=== INSTRUCTIONS FOR THE TASK ===
Reproduce all records exactly.

=== LISTED ENTRIES ===

------------------------------------------------------------------------

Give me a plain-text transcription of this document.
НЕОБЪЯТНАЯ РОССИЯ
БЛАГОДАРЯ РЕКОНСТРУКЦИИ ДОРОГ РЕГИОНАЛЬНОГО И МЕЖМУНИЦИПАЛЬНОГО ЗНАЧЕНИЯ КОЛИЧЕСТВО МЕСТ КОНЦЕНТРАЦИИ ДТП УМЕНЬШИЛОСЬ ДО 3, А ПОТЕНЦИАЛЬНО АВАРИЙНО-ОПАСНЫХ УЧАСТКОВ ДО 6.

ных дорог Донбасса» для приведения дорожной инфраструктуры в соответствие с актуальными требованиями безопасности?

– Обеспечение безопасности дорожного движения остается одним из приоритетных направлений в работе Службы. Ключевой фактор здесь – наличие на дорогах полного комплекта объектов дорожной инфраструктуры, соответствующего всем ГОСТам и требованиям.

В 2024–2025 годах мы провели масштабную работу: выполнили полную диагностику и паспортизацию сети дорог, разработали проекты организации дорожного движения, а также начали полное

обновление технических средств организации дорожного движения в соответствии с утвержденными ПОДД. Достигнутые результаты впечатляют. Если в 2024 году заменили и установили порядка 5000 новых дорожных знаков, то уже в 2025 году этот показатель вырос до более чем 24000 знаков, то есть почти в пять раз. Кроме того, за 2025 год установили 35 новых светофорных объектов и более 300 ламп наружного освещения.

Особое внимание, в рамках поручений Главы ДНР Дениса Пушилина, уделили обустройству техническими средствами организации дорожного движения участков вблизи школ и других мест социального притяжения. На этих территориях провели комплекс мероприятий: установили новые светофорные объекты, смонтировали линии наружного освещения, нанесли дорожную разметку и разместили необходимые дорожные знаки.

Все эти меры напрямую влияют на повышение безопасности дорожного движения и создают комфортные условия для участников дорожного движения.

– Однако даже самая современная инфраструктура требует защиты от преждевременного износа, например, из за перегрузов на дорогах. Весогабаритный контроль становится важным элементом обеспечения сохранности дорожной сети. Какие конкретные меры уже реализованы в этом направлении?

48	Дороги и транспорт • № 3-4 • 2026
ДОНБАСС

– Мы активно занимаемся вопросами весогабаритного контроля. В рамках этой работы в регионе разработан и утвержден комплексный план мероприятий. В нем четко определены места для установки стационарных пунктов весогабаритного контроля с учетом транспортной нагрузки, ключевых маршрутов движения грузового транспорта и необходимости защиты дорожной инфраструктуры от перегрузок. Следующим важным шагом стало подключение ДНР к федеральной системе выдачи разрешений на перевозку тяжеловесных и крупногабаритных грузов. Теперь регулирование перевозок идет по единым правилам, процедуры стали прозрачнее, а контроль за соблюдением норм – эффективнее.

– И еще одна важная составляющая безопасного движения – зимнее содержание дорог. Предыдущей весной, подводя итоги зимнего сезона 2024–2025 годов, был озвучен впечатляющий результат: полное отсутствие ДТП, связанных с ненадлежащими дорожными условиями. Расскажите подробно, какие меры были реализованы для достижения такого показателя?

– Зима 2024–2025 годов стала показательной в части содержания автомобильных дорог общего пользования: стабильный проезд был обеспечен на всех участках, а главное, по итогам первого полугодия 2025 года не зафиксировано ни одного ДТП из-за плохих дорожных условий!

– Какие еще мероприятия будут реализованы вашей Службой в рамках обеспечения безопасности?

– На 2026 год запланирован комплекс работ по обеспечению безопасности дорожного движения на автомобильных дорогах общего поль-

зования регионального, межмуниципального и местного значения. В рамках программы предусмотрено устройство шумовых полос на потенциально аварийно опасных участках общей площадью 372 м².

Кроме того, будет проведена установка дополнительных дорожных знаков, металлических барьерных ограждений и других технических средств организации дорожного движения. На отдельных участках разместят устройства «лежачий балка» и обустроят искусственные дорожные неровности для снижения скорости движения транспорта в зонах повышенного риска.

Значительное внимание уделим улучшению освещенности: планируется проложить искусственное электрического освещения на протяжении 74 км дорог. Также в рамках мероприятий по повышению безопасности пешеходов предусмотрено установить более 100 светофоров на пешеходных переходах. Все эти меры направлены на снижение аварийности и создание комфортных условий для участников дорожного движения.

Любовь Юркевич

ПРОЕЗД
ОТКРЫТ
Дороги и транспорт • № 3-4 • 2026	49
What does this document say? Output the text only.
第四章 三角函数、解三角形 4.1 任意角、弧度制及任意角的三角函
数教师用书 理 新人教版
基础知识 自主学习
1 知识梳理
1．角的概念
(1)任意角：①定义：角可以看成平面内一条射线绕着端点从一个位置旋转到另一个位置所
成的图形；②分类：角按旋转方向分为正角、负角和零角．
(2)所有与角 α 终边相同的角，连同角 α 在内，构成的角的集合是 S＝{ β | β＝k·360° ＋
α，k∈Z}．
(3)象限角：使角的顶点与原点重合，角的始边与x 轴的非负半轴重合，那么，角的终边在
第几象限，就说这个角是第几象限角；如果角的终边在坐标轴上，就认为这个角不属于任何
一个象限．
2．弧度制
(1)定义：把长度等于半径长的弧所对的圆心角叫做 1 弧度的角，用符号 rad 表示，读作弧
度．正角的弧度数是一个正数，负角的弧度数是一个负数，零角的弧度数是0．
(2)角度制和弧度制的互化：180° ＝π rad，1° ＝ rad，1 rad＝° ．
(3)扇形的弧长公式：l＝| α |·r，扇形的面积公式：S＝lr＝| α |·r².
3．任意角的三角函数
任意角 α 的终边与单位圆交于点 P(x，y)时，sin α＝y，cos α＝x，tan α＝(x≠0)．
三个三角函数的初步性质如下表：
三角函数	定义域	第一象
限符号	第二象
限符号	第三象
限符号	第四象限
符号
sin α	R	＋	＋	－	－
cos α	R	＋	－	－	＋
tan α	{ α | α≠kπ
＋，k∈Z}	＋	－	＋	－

------------------------------------------------------------------------

=== TASK OUTPUT ===
Give me a plain-text transcription of this document.
НЕОБЪЯТНАЯ РОССИЯ
БЛАГОДАРЯ РЕКОНСТРУКЦИИ ДОРОГ РЕГИОНАЛЬНОГО И МЕЖМУНИЦИПАЛЬНОГО ЗНАЧЕНИЯ КОЛИЧЕСТВО МЕСТ КОНЦЕНТРАЦИИ ДТП УМЕНЬШИЛОСЬ ДО 3, А ПОТЕНЦИАЛЬНО АВАРИЙНО-ОПАСНЫХ УЧАСТКОВ ДО 6.

ных дорог Донбасса» для приведения дорожной инфраструктуры в соответствие с актуальными требованиями безопасности?

– Обеспечение безопасности дорожного движения остается одним из приоритетных направлений в работе Службы. Ключевой фактор здесь – наличие на дорогах полного комплекта объектов дорожной инфраструктуры, соответствующего всем ГОСТам и требованиям.

В 2024–2025 годах мы провели масштабную работу: выполнили полную диагностику и паспортизацию сети дорог, разработали проекты организации дорожного движения, а также начали полное

обновление технических средств организации дорожного движения в соответствии с утвержденными ПОДД. Достигнутые результаты впечатляют. Если в 2024 году заменили и установили порядка 5000 новых дорожных знаков, то уже в 2025 году этот показатель вырос до более чем 24000 знаков, то есть почти в пять раз. Кроме того, за 2025 год установили 35 новых светофорных объектов и более 300 ламп наружного освещения.

Особое внимание, в рамках поручений Главы ДНР Дениса Пушилина, уделили обустройству техническими средствами организации дорожного движения участков вблизи школ и других мест социального притяжения. На этих территориях провели комплекс мероприятий: установили новые светофорные объекты, смонтировали линии наружного освещения, нанесли дорожную разметку и разместили необходимые дорожные знаки.

Все эти меры напрямую влияют на повышение безопасности дорожного движения и создают комфортные условия для участников дорожного движения.

– Однако даже самая современная инфраструктура требует защиты от преждевременного износа, например, из за перегрузов на дорогах. Весогабаритный контроль становится важным элементом обеспечения сохранности дорожной сети. Какие конкретные меры уже реализованы в этом направлении?

48	Дороги и транспорт • № 3-4 • 2026
ДОНБАСС

– Мы активно занимаемся вопросами весогабаритного контроля. В рамках этой работы в регионе разработан и утвержден комплексный план мероприятий. В нем четко определены места для установки стационарных пунктов весогабаритного контроля с учетом транспортной нагрузки, ключевых маршрутов движения грузового транспорта и необходимости защиты дорожной инфраструктуры от перегрузок. Следующим важным шагом стало подключение ДНР к федеральной системе выдачи разрешений на перевозку тяжеловесных и крупногабаритных грузов. Теперь регулирование перевозок идет по единым правилам, процедуры стали прозрачнее, а контроль за соблюдением норм – эффективнее.

– И еще одна важная составляющая безопасного движения – зимнее содержание дорог. Предыдущей весной, подводя итоги зимнего сезона 2024–2025 годов, был озвучен впечатляющий результат: полное отсутствие ДТП, связанных с ненадлежащими дорожными условиями. Расскажите подробно, какие меры были реализованы для достижения такого показателя?

– Зима 2024–2025 годов стала показательной в части содержания автомобильных дорог общего пользования: стабильный проезд был обеспечен на всех участках, а главное, по итогам первого полугодия 2025 года не зафиксировано ни одного ДТП из-за плохих дорожных условий!

– Какие еще мероприятия будут реализованы вашей Службой в рамках обеспечения безопасности?

– На 2026 год запланирован комплекс работ по обеспечению безопасности дорожного движения на автомобильных дорогах общего поль-

зования регионального, межмуниципального и местного значения. В рамках программы предусмотрено устройство шумовых полос на потенциально аварийно опасных участках общей площадью 372 м².

Кроме того, будет проведена установка дополнительных дорожных знаков, металлических барьерных ограждений и других технических средств организации дорожного движения. На отдельных участках разместят устройства «лежачий балка» и обустроят искусственные дорожные неровности для снижения скорости движения транспорта в зонах повышенного риска.

Значительное внимание уделим улучшению освещенности: планируется проложить искусственное электрического освещения на протяжении 74 км дорог. Также в рамках мероприятий по повышению безопасности пешеходов предусмотрено установить более 100 светофоров на пешеходных переходах. Все эти меры направлены на снижение аварийности и создание комфортных условий для участников дорожного движения.

Любовь Юркевич

ПРОЕЗД
ОТКРЫТ
Дороги и транспорт • № 3-4 • 2026	49
What does this document say? Output the text only.
第四章 三角函数、解三角形 4.1 任意角、弧度制及任意角的三角函
数教师用书 理 新人教版
基础知识 自主学习
1 知识梳理
1．角的概念
(1)任意角：①定义：角可以看成平面内一条射线绕着端点从一个位置旋转到另一个位置所
成的图形；②分类：角按旋转方向分为正角、负角和零角．
(2)所有与角 α 终边相同的角，连同角 α 在内，构成的角的集合是 S＝{ β | β＝k·360° ＋
α，k∈Z}．
(3)象限角：使角的顶点与原点重合，角的始边与x 轴的非负半轴重合，那么，角的终边在
第几象限，就说这个角是第几象限角；如果角的终边在坐标轴上，就认为这个角不属于任何
一个象限．
2．弧度制
(1)定义：把长度等于半径长的弧所对的圆心角叫做 1 弧度的角，用符号 rad 表示，读作弧
度．正角的弧度数是一个正数，负角的弧度数是一个负数，零角的弧度数是0．
(2)角度制和弧度制的互化：180° ＝π rad，1° ＝ rad，1 rad＝° ．
(3)扇形的弧长公式：l＝| α |·r，扇形的面积公式：S＝lr＝| α |·r².
3．任意角的三角函数
任意角 α 的终边与单位圆交于点 P(x，y)时，sin α＝y，cos α＝x，tan α＝(x≠0)．
三个三角函数的初步性质如下表：
三角函数	定义域	第一象
限符号	第二象
限符号	第三象
限符号	第四象限
符号
sin α	R	＋	＋	－	－
cos α	R	＋	－	－	＋
tan α	{ α | α≠kπ
＋，k∈Z}	＋	－	＋	－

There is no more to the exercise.